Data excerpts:
──────

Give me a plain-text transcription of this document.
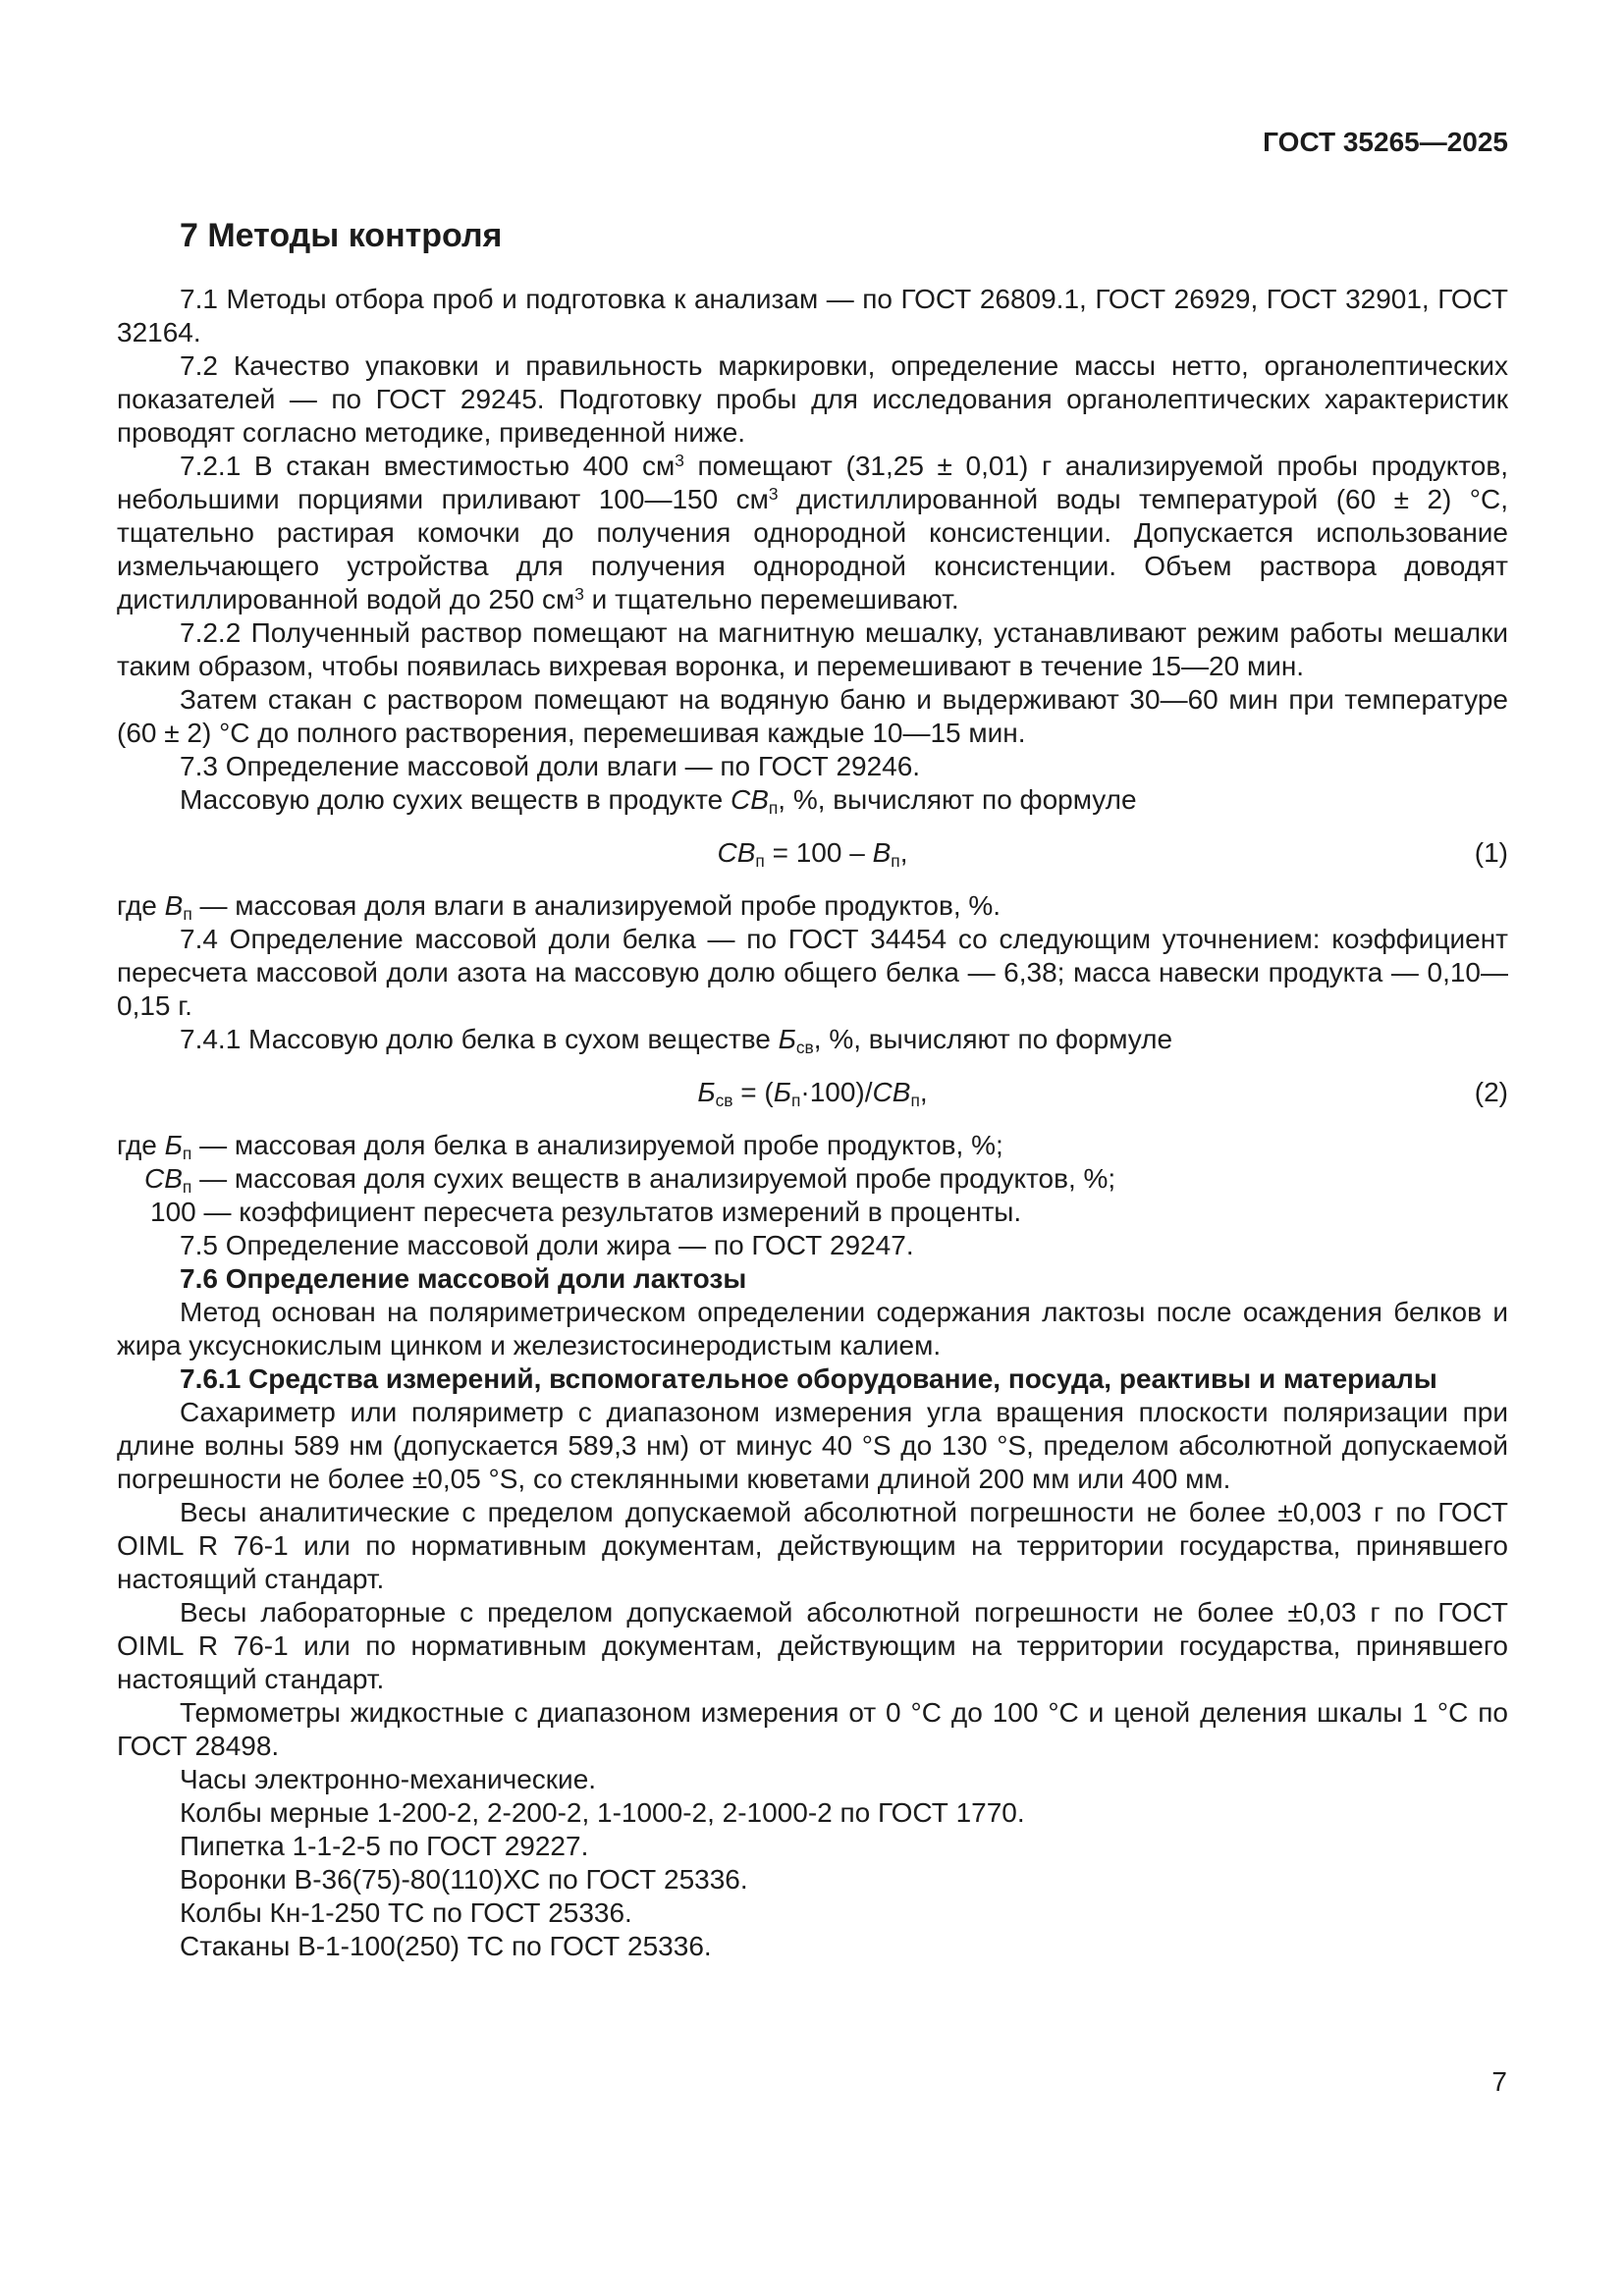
ГОСТ 35265—2025
7 Методы контроля

7.1 Методы отбора проб и подготовка к анализам — по ГОСТ 26809.1, ГОСТ 26929, ГОСТ 32901, ГОСТ 32164.

7.2 Качество упаковки и правильность маркировки, определение массы нетто, органолептических показателей — по ГОСТ 29245. Подготовку пробы для исследования органолептических характеристик проводят согласно методике, приведенной ниже.

7.2.1 В стакан вместимостью 400 $см^3$ помещают (31,25 ± 0,01) г анализируемой пробы продуктов, небольшими порциями приливают 100—150 $см^3$ дистиллированной воды температурой (60 ± 2) °С, тщательно растирая комочки до получения однородной консистенции. Допускается использование измельчающего устройства для получения однородной консистенции. Объем раствора доводят дистиллированной водой до 250 $см^3$ и тщательно перемешивают.

7.2.2 Полученный раствор помещают на магнитную мешалку, устанавливают режим работы мешалки таким образом, чтобы появилась вихревая воронка, и перемешивают в течение 15—20 мин.

Затем стакан с раствором помещают на водяную баню и выдерживают 30—60 мин при температуре (60 ± 2) °С до полного растворения, перемешивая каждые 10—15 мин.

7.3 Определение массовой доли влаги — по ГОСТ 29246.

Массовую долю сухих веществ в продукте $СВ_п$, %, вычисляют по формуле

$СВ_п = 100 - В_п$,	(1)

где $В_п$ — массовая доля влаги в анализируемой пробе продуктов, %.

7.4 Определение массовой доли белка — по ГОСТ 34454 со следующим уточнением: коэффициент пересчета массовой доли азота на массовую долю общего белка — 6,38; масса навески продукта — 0,10—0,15 г.

7.4.1 Массовую долю белка в сухом веществе $Б_{св}$, %, вычисляют по формуле

$Б_{св} = (Б_п\cdot 100)/СВ_п$,	(2)

где $Б_п$ — массовая доля белка в анализируемой пробе продуктов, %;

$СВ_п$ — массовая доля сухих веществ в анализируемой пробе продуктов, %;

100 — коэффициент пересчета результатов измерений в проценты.

7.5 Определение массовой доли жира — по ГОСТ 29247.

7.6 Определение массовой доли лактозы

Метод основан на поляриметрическом определении содержания лактозы после осаждения белков и жира уксуснокислым цинком и железистосинеродистым калием.

7.6.1 Средства измерений, вспомогательное оборудование, посуда, реактивы и материалы

Сахариметр или поляриметр с диапазоном измерения угла вращения плоскости поляризации при длине волны 589 нм (допускается 589,3 нм) от минус 40 °S до 130 °S, пределом абсолютной допускаемой погрешности не более ±0,05 °S, со стеклянными кюветами длиной 200 мм или 400 мм.

Весы аналитические с пределом допускаемой абсолютной погрешности не более ±0,003 г по ГОСТ OIML R 76-1 или по нормативным документам, действующим на территории государства, принявшего настоящий стандарт.

Весы лабораторные с пределом допускаемой абсолютной погрешности не более ±0,03 г по ГОСТ OIML R 76-1 или по нормативным документам, действующим на территории государства, принявшего настоящий стандарт.

Термометры жидкостные с диапазоном измерения от 0 °С до 100 °С и ценой деления шкалы 1 °С по ГОСТ 28498.

Часы электронно-механические.

Колбы мерные 1-200-2, 2-200-2, 1-1000-2, 2-1000-2 по ГОСТ 1770.

Пипетка 1-1-2-5 по ГОСТ 29227.

Воронки В-36(75)-80(110)ХС по ГОСТ 25336.

Колбы Кн-1-250 ТС по ГОСТ 25336.

Стаканы В-1-100(250) ТС по ГОСТ 25336.

7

──────

Your objective: Which lines contain "действующим"? Show each of them.

Solution to this problem:
Весы аналитические с пределом допускаемой абсолютной погрешности не более ±0,003 г по ГОСТ OIML R 76-1 или по нормативным документам, действующим на территории государства, принявшего настоящий стандарт.
Весы лабораторные с пределом допускаемой абсолютной погрешности не более ±0,03 г по ГОСТ OIML R 76-1 или по нормативным документам, действующим на территории государства, принявшего настоящий стандарт.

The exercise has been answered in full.